§ **Aim**: Skip the pictures and quote all of the lines exactly.

§ **Data section**:
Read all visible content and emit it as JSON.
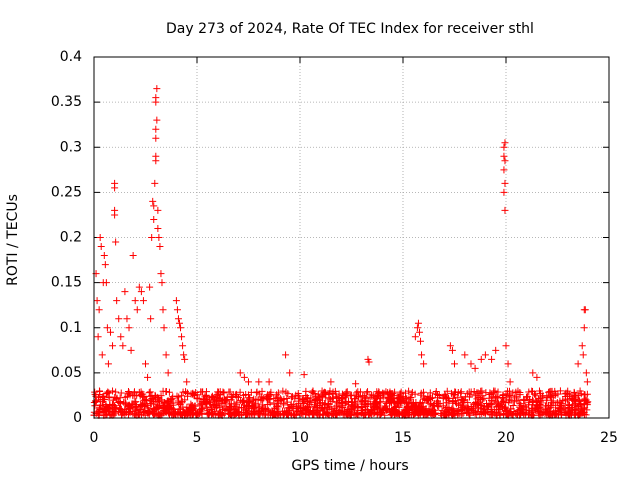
{
  "chart_data": {
    "type": "scatter",
    "title": "Day 273 of 2024, Rate Of TEC Index for receiver sthl",
    "xlabel": "GPS time / hours",
    "ylabel": "ROTI / TECUs",
    "xlim": [
      0,
      25
    ],
    "ylim": [
      0,
      0.4
    ],
    "xticks": [
      0,
      5,
      10,
      15,
      20,
      25
    ],
    "yticks": [
      0,
      0.05,
      0.1,
      0.15,
      0.2,
      0.25,
      0.3,
      0.35,
      0.4
    ],
    "xtick_labels": [
      "0",
      "5",
      "10",
      "15",
      "20",
      "25"
    ],
    "ytick_labels": [
      "0",
      "0.05",
      "0.1",
      "0.15",
      "0.2",
      "0.25",
      "0.3",
      "0.35",
      "0.4"
    ],
    "grid": true,
    "marker": "+",
    "color": "#ff0000",
    "series": [
      {
        "name": "ROTI",
        "points": [
          [
            0.1,
            0.16
          ],
          [
            0.15,
            0.13
          ],
          [
            0.2,
            0.09
          ],
          [
            0.25,
            0.12
          ],
          [
            0.3,
            0.2
          ],
          [
            0.35,
            0.19
          ],
          [
            0.4,
            0.07
          ],
          [
            0.45,
            0.15
          ],
          [
            0.5,
            0.18
          ],
          [
            0.55,
            0.17
          ],
          [
            0.6,
            0.15
          ],
          [
            0.65,
            0.1
          ],
          [
            0.7,
            0.06
          ],
          [
            0.8,
            0.095
          ],
          [
            0.9,
            0.08
          ],
          [
            1.0,
            0.26
          ],
          [
            1.0,
            0.255
          ],
          [
            1.0,
            0.23
          ],
          [
            1.0,
            0.225
          ],
          [
            1.05,
            0.195
          ],
          [
            1.1,
            0.13
          ],
          [
            1.2,
            0.11
          ],
          [
            1.3,
            0.09
          ],
          [
            1.4,
            0.08
          ],
          [
            1.5,
            0.14
          ],
          [
            1.6,
            0.11
          ],
          [
            1.7,
            0.1
          ],
          [
            1.8,
            0.075
          ],
          [
            1.9,
            0.18
          ],
          [
            2.0,
            0.13
          ],
          [
            2.1,
            0.12
          ],
          [
            2.2,
            0.145
          ],
          [
            2.3,
            0.14
          ],
          [
            2.4,
            0.13
          ],
          [
            2.5,
            0.06
          ],
          [
            2.6,
            0.045
          ],
          [
            2.7,
            0.145
          ],
          [
            2.75,
            0.11
          ],
          [
            2.8,
            0.2
          ],
          [
            2.85,
            0.24
          ],
          [
            2.9,
            0.235
          ],
          [
            2.9,
            0.22
          ],
          [
            2.95,
            0.26
          ],
          [
            3.0,
            0.29
          ],
          [
            3.0,
            0.285
          ],
          [
            3.0,
            0.31
          ],
          [
            3.0,
            0.32
          ],
          [
            3.05,
            0.33
          ],
          [
            3.0,
            0.35
          ],
          [
            3.0,
            0.355
          ],
          [
            3.05,
            0.365
          ],
          [
            3.1,
            0.23
          ],
          [
            3.1,
            0.21
          ],
          [
            3.15,
            0.2
          ],
          [
            3.2,
            0.19
          ],
          [
            3.25,
            0.16
          ],
          [
            3.3,
            0.15
          ],
          [
            3.35,
            0.12
          ],
          [
            3.4,
            0.1
          ],
          [
            3.5,
            0.07
          ],
          [
            3.6,
            0.05
          ],
          [
            4.0,
            0.13
          ],
          [
            4.05,
            0.12
          ],
          [
            4.1,
            0.11
          ],
          [
            4.15,
            0.105
          ],
          [
            4.2,
            0.1
          ],
          [
            4.25,
            0.09
          ],
          [
            4.3,
            0.08
          ],
          [
            4.35,
            0.07
          ],
          [
            4.4,
            0.065
          ],
          [
            4.5,
            0.04
          ],
          [
            7.1,
            0.05
          ],
          [
            7.3,
            0.045
          ],
          [
            7.5,
            0.04
          ],
          [
            8.0,
            0.04
          ],
          [
            8.5,
            0.04
          ],
          [
            9.3,
            0.07
          ],
          [
            9.5,
            0.05
          ],
          [
            10.2,
            0.048
          ],
          [
            11.5,
            0.04
          ],
          [
            12.7,
            0.038
          ],
          [
            13.3,
            0.065
          ],
          [
            13.35,
            0.062
          ],
          [
            15.6,
            0.09
          ],
          [
            15.7,
            0.1
          ],
          [
            15.75,
            0.105
          ],
          [
            15.8,
            0.095
          ],
          [
            15.85,
            0.085
          ],
          [
            15.9,
            0.07
          ],
          [
            16.0,
            0.06
          ],
          [
            17.3,
            0.08
          ],
          [
            17.4,
            0.075
          ],
          [
            17.5,
            0.06
          ],
          [
            18.0,
            0.07
          ],
          [
            18.3,
            0.06
          ],
          [
            18.5,
            0.055
          ],
          [
            18.8,
            0.065
          ],
          [
            19.0,
            0.07
          ],
          [
            19.3,
            0.065
          ],
          [
            19.5,
            0.075
          ],
          [
            19.9,
            0.3
          ],
          [
            19.95,
            0.305
          ],
          [
            19.9,
            0.29
          ],
          [
            19.95,
            0.285
          ],
          [
            19.9,
            0.275
          ],
          [
            19.95,
            0.26
          ],
          [
            19.9,
            0.25
          ],
          [
            19.95,
            0.23
          ],
          [
            20.0,
            0.08
          ],
          [
            20.1,
            0.06
          ],
          [
            20.2,
            0.04
          ],
          [
            21.3,
            0.05
          ],
          [
            21.5,
            0.045
          ],
          [
            23.5,
            0.06
          ],
          [
            23.7,
            0.08
          ],
          [
            23.8,
            0.12
          ],
          [
            23.85,
            0.12
          ],
          [
            23.8,
            0.1
          ],
          [
            23.75,
            0.07
          ],
          [
            23.9,
            0.05
          ],
          [
            23.95,
            0.04
          ]
        ]
      }
    ],
    "background": {
      "description": "dense band of low ROTI values across all 24 hours",
      "x_range": [
        0,
        24
      ],
      "y_range": [
        0.003,
        0.03
      ]
    }
  }
}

§ **Written response**:
Read all visible content and emit it as JSON.
{
  "chart_data": {
    "type": "scatter",
    "title": "Day 273 of 2024, Rate Of TEC Index for receiver sthl",
    "xlabel": "GPS time / hours",
    "ylabel": "ROTI / TECUs",
    "xlim": [
      0,
      25
    ],
    "ylim": [
      0,
      0.4
    ],
    "xticks": [
      0,
      5,
      10,
      15,
      20,
      25
    ],
    "yticks": [
      0,
      0.05,
      0.1,
      0.15,
      0.2,
      0.25,
      0.3,
      0.35,
      0.4
    ],
    "xtick_labels": [
      "0",
      "5",
      "10",
      "15",
      "20",
      "25"
    ],
    "ytick_labels": [
      "0",
      "0.05",
      "0.1",
      "0.15",
      "0.2",
      "0.25",
      "0.3",
      "0.35",
      "0.4"
    ],
    "grid": true,
    "marker": "+",
    "color": "#ff0000",
    "series": [
      {
        "name": "ROTI",
        "points": [
          [
            0.1,
            0.16
          ],
          [
            0.15,
            0.13
          ],
          [
            0.2,
            0.09
          ],
          [
            0.25,
            0.12
          ],
          [
            0.3,
            0.2
          ],
          [
            0.35,
            0.19
          ],
          [
            0.4,
            0.07
          ],
          [
            0.45,
            0.15
          ],
          [
            0.5,
            0.18
          ],
          [
            0.55,
            0.17
          ],
          [
            0.6,
            0.15
          ],
          [
            0.65,
            0.1
          ],
          [
            0.7,
            0.06
          ],
          [
            0.8,
            0.095
          ],
          [
            0.9,
            0.08
          ],
          [
            1.0,
            0.26
          ],
          [
            1.0,
            0.255
          ],
          [
            1.0,
            0.23
          ],
          [
            1.0,
            0.225
          ],
          [
            1.05,
            0.195
          ],
          [
            1.1,
            0.13
          ],
          [
            1.2,
            0.11
          ],
          [
            1.3,
            0.09
          ],
          [
            1.4,
            0.08
          ],
          [
            1.5,
            0.14
          ],
          [
            1.6,
            0.11
          ],
          [
            1.7,
            0.1
          ],
          [
            1.8,
            0.075
          ],
          [
            1.9,
            0.18
          ],
          [
            2.0,
            0.13
          ],
          [
            2.1,
            0.12
          ],
          [
            2.2,
            0.145
          ],
          [
            2.3,
            0.14
          ],
          [
            2.4,
            0.13
          ],
          [
            2.5,
            0.06
          ],
          [
            2.6,
            0.045
          ],
          [
            2.7,
            0.145
          ],
          [
            2.75,
            0.11
          ],
          [
            2.8,
            0.2
          ],
          [
            2.85,
            0.24
          ],
          [
            2.9,
            0.235
          ],
          [
            2.9,
            0.22
          ],
          [
            2.95,
            0.26
          ],
          [
            3.0,
            0.29
          ],
          [
            3.0,
            0.285
          ],
          [
            3.0,
            0.31
          ],
          [
            3.0,
            0.32
          ],
          [
            3.05,
            0.33
          ],
          [
            3.0,
            0.35
          ],
          [
            3.0,
            0.355
          ],
          [
            3.05,
            0.365
          ],
          [
            3.1,
            0.23
          ],
          [
            3.1,
            0.21
          ],
          [
            3.15,
            0.2
          ],
          [
            3.2,
            0.19
          ],
          [
            3.25,
            0.16
          ],
          [
            3.3,
            0.15
          ],
          [
            3.35,
            0.12
          ],
          [
            3.4,
            0.1
          ],
          [
            3.5,
            0.07
          ],
          [
            3.6,
            0.05
          ],
          [
            4.0,
            0.13
          ],
          [
            4.05,
            0.12
          ],
          [
            4.1,
            0.11
          ],
          [
            4.15,
            0.105
          ],
          [
            4.2,
            0.1
          ],
          [
            4.25,
            0.09
          ],
          [
            4.3,
            0.08
          ],
          [
            4.35,
            0.07
          ],
          [
            4.4,
            0.065
          ],
          [
            4.5,
            0.04
          ],
          [
            7.1,
            0.05
          ],
          [
            7.3,
            0.045
          ],
          [
            7.5,
            0.04
          ],
          [
            8.0,
            0.04
          ],
          [
            8.5,
            0.04
          ],
          [
            9.3,
            0.07
          ],
          [
            9.5,
            0.05
          ],
          [
            10.2,
            0.048
          ],
          [
            11.5,
            0.04
          ],
          [
            12.7,
            0.038
          ],
          [
            13.3,
            0.065
          ],
          [
            13.35,
            0.062
          ],
          [
            15.6,
            0.09
          ],
          [
            15.7,
            0.1
          ],
          [
            15.75,
            0.105
          ],
          [
            15.8,
            0.095
          ],
          [
            15.85,
            0.085
          ],
          [
            15.9,
            0.07
          ],
          [
            16.0,
            0.06
          ],
          [
            17.3,
            0.08
          ],
          [
            17.4,
            0.075
          ],
          [
            17.5,
            0.06
          ],
          [
            18.0,
            0.07
          ],
          [
            18.3,
            0.06
          ],
          [
            18.5,
            0.055
          ],
          [
            18.8,
            0.065
          ],
          [
            19.0,
            0.07
          ],
          [
            19.3,
            0.065
          ],
          [
            19.5,
            0.075
          ],
          [
            19.9,
            0.3
          ],
          [
            19.95,
            0.305
          ],
          [
            19.9,
            0.29
          ],
          [
            19.95,
            0.285
          ],
          [
            19.9,
            0.275
          ],
          [
            19.95,
            0.26
          ],
          [
            19.9,
            0.25
          ],
          [
            19.95,
            0.23
          ],
          [
            20.0,
            0.08
          ],
          [
            20.1,
            0.06
          ],
          [
            20.2,
            0.04
          ],
          [
            21.3,
            0.05
          ],
          [
            21.5,
            0.045
          ],
          [
            23.5,
            0.06
          ],
          [
            23.7,
            0.08
          ],
          [
            23.8,
            0.12
          ],
          [
            23.85,
            0.12
          ],
          [
            23.8,
            0.1
          ],
          [
            23.75,
            0.07
          ],
          [
            23.9,
            0.05
          ],
          [
            23.95,
            0.04
          ]
        ]
      }
    ],
    "background": {
      "description": "dense band of low ROTI values across all 24 hours",
      "x_range": [
        0,
        24
      ],
      "y_range": [
        0.003,
        0.03
      ]
    }
  }
}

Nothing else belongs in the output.